Which of the lines in the data mention the string "från"? List them all.

--- Recorded data ---

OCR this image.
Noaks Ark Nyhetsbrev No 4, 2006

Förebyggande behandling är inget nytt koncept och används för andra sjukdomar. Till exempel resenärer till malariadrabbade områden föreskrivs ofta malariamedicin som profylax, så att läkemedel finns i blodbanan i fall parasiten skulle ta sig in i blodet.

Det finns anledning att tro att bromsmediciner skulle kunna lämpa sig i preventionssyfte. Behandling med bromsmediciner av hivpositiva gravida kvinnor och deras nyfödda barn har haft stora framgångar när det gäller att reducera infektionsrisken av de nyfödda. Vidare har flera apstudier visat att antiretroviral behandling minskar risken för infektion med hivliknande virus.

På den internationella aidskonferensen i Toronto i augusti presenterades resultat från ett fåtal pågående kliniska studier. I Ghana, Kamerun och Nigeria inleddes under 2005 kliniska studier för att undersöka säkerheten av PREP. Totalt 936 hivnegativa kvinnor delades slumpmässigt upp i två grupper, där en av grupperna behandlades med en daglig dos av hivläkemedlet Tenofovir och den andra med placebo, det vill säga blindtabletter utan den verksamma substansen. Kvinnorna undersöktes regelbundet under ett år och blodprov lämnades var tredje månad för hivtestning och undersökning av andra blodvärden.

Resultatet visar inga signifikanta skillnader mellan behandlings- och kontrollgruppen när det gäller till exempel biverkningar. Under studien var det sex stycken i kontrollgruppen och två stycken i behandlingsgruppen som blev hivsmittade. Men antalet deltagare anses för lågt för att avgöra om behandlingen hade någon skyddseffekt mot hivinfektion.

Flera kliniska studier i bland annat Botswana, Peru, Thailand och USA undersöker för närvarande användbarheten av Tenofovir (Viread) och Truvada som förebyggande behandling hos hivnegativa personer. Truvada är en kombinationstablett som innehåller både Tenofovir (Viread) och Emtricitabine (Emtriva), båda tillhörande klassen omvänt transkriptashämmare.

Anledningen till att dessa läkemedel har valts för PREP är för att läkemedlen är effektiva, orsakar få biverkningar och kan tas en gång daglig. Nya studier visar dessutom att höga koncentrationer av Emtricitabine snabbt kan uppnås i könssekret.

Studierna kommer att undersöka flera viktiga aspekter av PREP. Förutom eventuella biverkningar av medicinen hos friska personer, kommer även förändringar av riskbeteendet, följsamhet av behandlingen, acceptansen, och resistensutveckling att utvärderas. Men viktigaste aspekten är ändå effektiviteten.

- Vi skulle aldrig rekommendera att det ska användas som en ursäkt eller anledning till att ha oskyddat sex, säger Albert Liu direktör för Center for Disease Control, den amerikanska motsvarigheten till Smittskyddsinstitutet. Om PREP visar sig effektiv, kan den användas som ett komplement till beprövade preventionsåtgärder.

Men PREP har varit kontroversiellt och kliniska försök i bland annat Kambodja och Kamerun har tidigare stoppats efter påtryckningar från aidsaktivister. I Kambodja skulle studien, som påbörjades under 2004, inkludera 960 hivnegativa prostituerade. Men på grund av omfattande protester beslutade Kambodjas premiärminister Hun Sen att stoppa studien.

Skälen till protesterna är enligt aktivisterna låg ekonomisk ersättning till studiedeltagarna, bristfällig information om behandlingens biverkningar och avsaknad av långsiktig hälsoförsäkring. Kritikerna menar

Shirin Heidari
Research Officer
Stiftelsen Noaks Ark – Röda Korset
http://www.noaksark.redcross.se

---

- Written solution -
På den internationella aidskonferensen i Toronto i augusti presenterades resultat från ett fåtal pågående kliniska studier. I Ghana, Kamerun och Nigeria inleddes under 2005 kliniska studier för att undersöka säkerheten av PREP. Totalt 936 hivnegativa kvinnor delades slumpmässigt upp i två grupper, där en av grupperna behandlades med en daglig dos av hivläkemedlet Tenofovir och den andra med placebo, det vill säga blindtabletter utan den verksamma substansen. Kvinnorna undersöktes regelbundet under ett år och blodprov lämnades var tredje månad för hivtestning och undersökning av andra blodvärden.
Men PREP har varit kontroversiellt och kliniska försök i bland annat Kambodja och Kamerun har tidigare stoppats efter påtryckningar från aidsaktivister. I Kambodja skulle studien, som påbörjades under 2004, inkludera 960 hivnegativa prostituerade. Men på grund av omfattande protester beslutade Kambodjas premiärminister Hun Sen att stoppa studien.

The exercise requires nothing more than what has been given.